WHAT IS EXPECTED:
Each line of the material below that holds the word "Decisions" needs to be copied.

Stored dataset items:
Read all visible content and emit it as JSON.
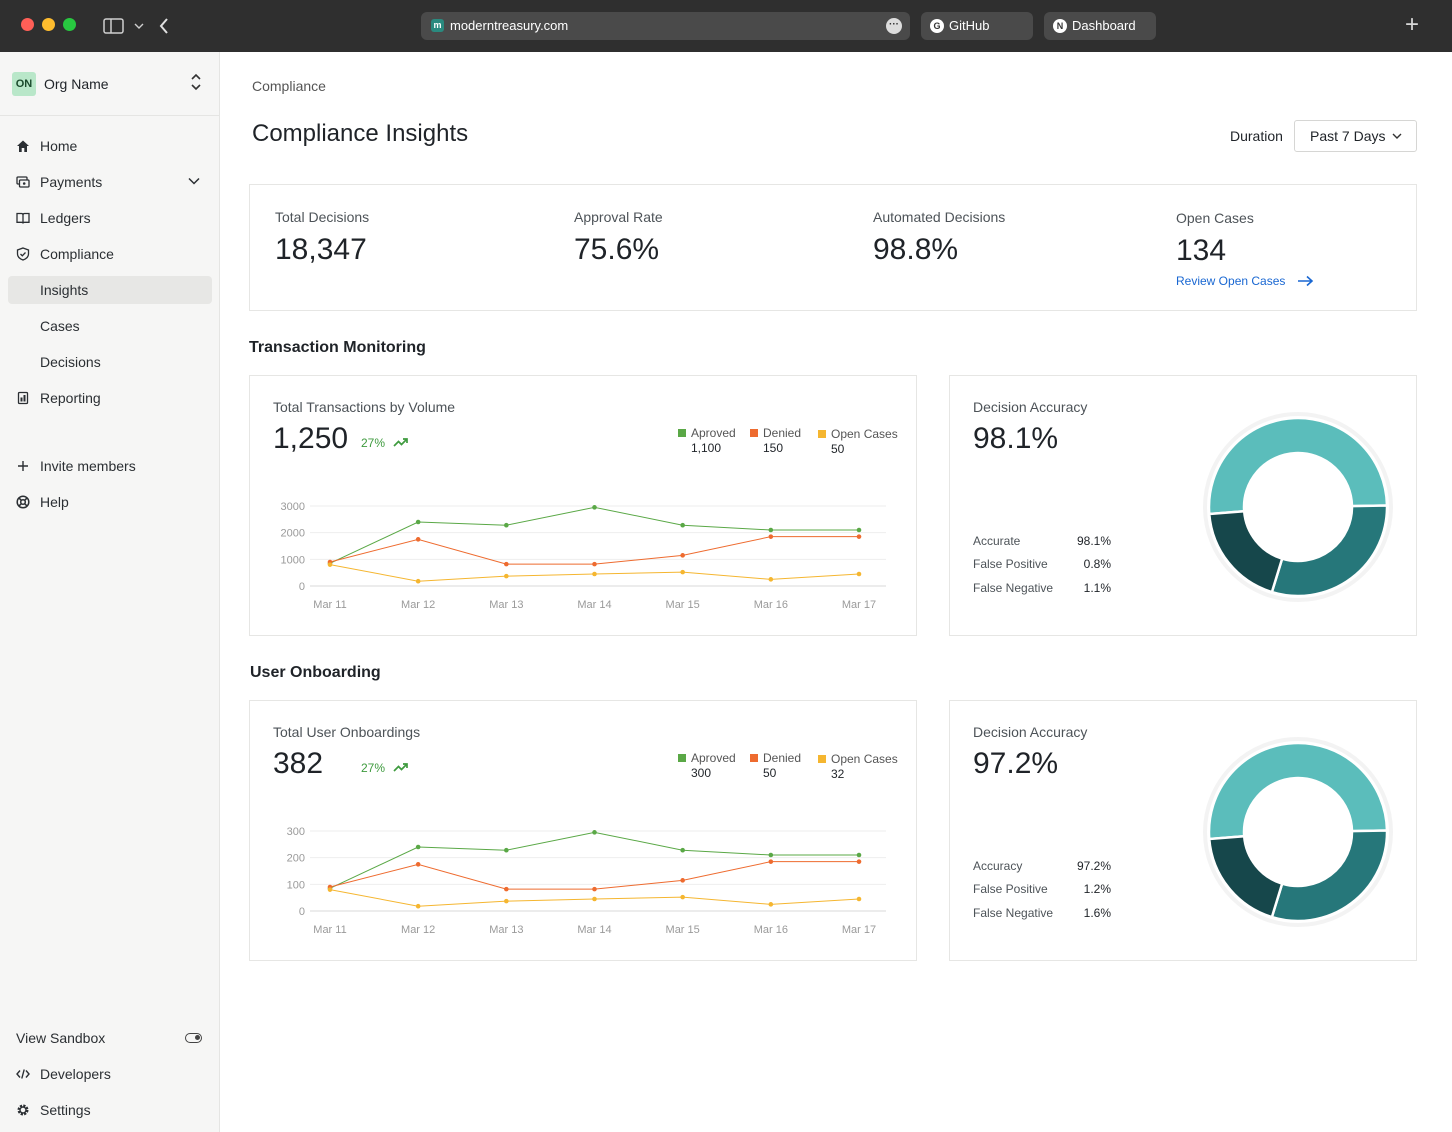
{
  "browser": {
    "url": "moderntreasury.com",
    "tabs": [
      {
        "label": "GitHub"
      },
      {
        "label": "Dashboard"
      }
    ]
  },
  "sidebar": {
    "org": {
      "badge": "ON",
      "name": "Org Name"
    },
    "items": [
      {
        "label": "Home"
      },
      {
        "label": "Payments"
      },
      {
        "label": "Ledgers"
      },
      {
        "label": "Compliance"
      },
      {
        "label": "Insights"
      },
      {
        "label": "Cases"
      },
      {
        "label": "Decisions"
      },
      {
        "label": "Reporting"
      }
    ],
    "invite_label": "Invite members",
    "help_label": "Help",
    "sandbox_label": "View Sandbox",
    "developers_label": "Developers",
    "settings_label": "Settings"
  },
  "page": {
    "breadcrumb": "Compliance",
    "title": "Compliance Insights",
    "duration_label": "Duration",
    "duration_value": "Past 7 Days"
  },
  "stats": [
    {
      "label": "Total Decisions",
      "value": "18,347"
    },
    {
      "label": "Approval Rate",
      "value": "75.6%"
    },
    {
      "label": "Automated Decisions",
      "value": "98.8%"
    },
    {
      "label": "Open Cases",
      "value": "134",
      "link": "Review Open Cases"
    }
  ],
  "colors": {
    "approved": "#5aa846",
    "denied": "#ee6b2f",
    "open": "#f5b630",
    "donut_light": "#5bbdbb",
    "donut_mid": "#26777a",
    "donut_dark": "#16474b"
  },
  "sections": {
    "transaction": "Transaction Monitoring",
    "onboarding": "User Onboarding"
  },
  "transactions": {
    "title": "Total Transactions by Volume",
    "total": "1,250",
    "trend": "27%",
    "legend": [
      {
        "name": "Aproved",
        "value": "1,100"
      },
      {
        "name": "Denied",
        "value": "150"
      },
      {
        "name": "Open Cases",
        "value": "50"
      }
    ]
  },
  "onboarding": {
    "title": "Total User Onboardings",
    "total": "382",
    "trend": "27%",
    "legend": [
      {
        "name": "Aproved",
        "value": "300"
      },
      {
        "name": "Denied",
        "value": "50"
      },
      {
        "name": "Open Cases",
        "value": "32"
      }
    ]
  },
  "accuracy_tx": {
    "title": "Decision Accuracy",
    "value": "98.1%",
    "rows": [
      {
        "label": "Accurate",
        "value": "98.1%"
      },
      {
        "label": "False Positive",
        "value": "0.8%"
      },
      {
        "label": "False Negative",
        "value": "1.1%"
      }
    ]
  },
  "accuracy_ob": {
    "title": "Decision Accuracy",
    "value": "97.2%",
    "rows": [
      {
        "label": "Accuracy",
        "value": "97.2%"
      },
      {
        "label": "False Positive",
        "value": "1.2%"
      },
      {
        "label": "False Negative",
        "value": "1.6%"
      }
    ]
  },
  "chart_data": [
    {
      "type": "line",
      "x": [
        "Mar 11",
        "Mar 12",
        "Mar 13",
        "Mar 14",
        "Mar 15",
        "Mar 16",
        "Mar 17"
      ],
      "yticks": [
        "0",
        "1000",
        "2000",
        "3000"
      ],
      "ylim": [
        0,
        3000
      ],
      "series": [
        {
          "name": "Aproved",
          "values": [
            850,
            2400,
            2280,
            2950,
            2280,
            2100,
            2100
          ]
        },
        {
          "name": "Denied",
          "values": [
            900,
            1750,
            820,
            820,
            1150,
            1850,
            1850
          ]
        },
        {
          "name": "Open Cases",
          "values": [
            800,
            180,
            370,
            450,
            520,
            250,
            450
          ]
        }
      ]
    },
    {
      "type": "line",
      "x": [
        "Mar 11",
        "Mar 12",
        "Mar 13",
        "Mar 14",
        "Mar 15",
        "Mar 16",
        "Mar 17"
      ],
      "yticks": [
        "0",
        "100",
        "200",
        "300"
      ],
      "ylim": [
        0,
        300
      ],
      "series": [
        {
          "name": "Aproved",
          "values": [
            85,
            240,
            228,
            295,
            228,
            210,
            210
          ]
        },
        {
          "name": "Denied",
          "values": [
            90,
            175,
            82,
            82,
            115,
            185,
            185
          ]
        },
        {
          "name": "Open Cases",
          "values": [
            80,
            18,
            37,
            45,
            52,
            25,
            45
          ]
        }
      ]
    },
    {
      "type": "pie",
      "categories": [
        "segment-1",
        "segment-2",
        "segment-3"
      ],
      "values": [
        51,
        30,
        19
      ]
    },
    {
      "type": "pie",
      "categories": [
        "segment-1",
        "segment-2",
        "segment-3"
      ],
      "values": [
        51,
        30,
        19
      ]
    }
  ]
}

REPLY TO THE EXERCISE:
        "label": "Decisions"
      "label": "Total Decisions",
      "label": "Automated Decisions",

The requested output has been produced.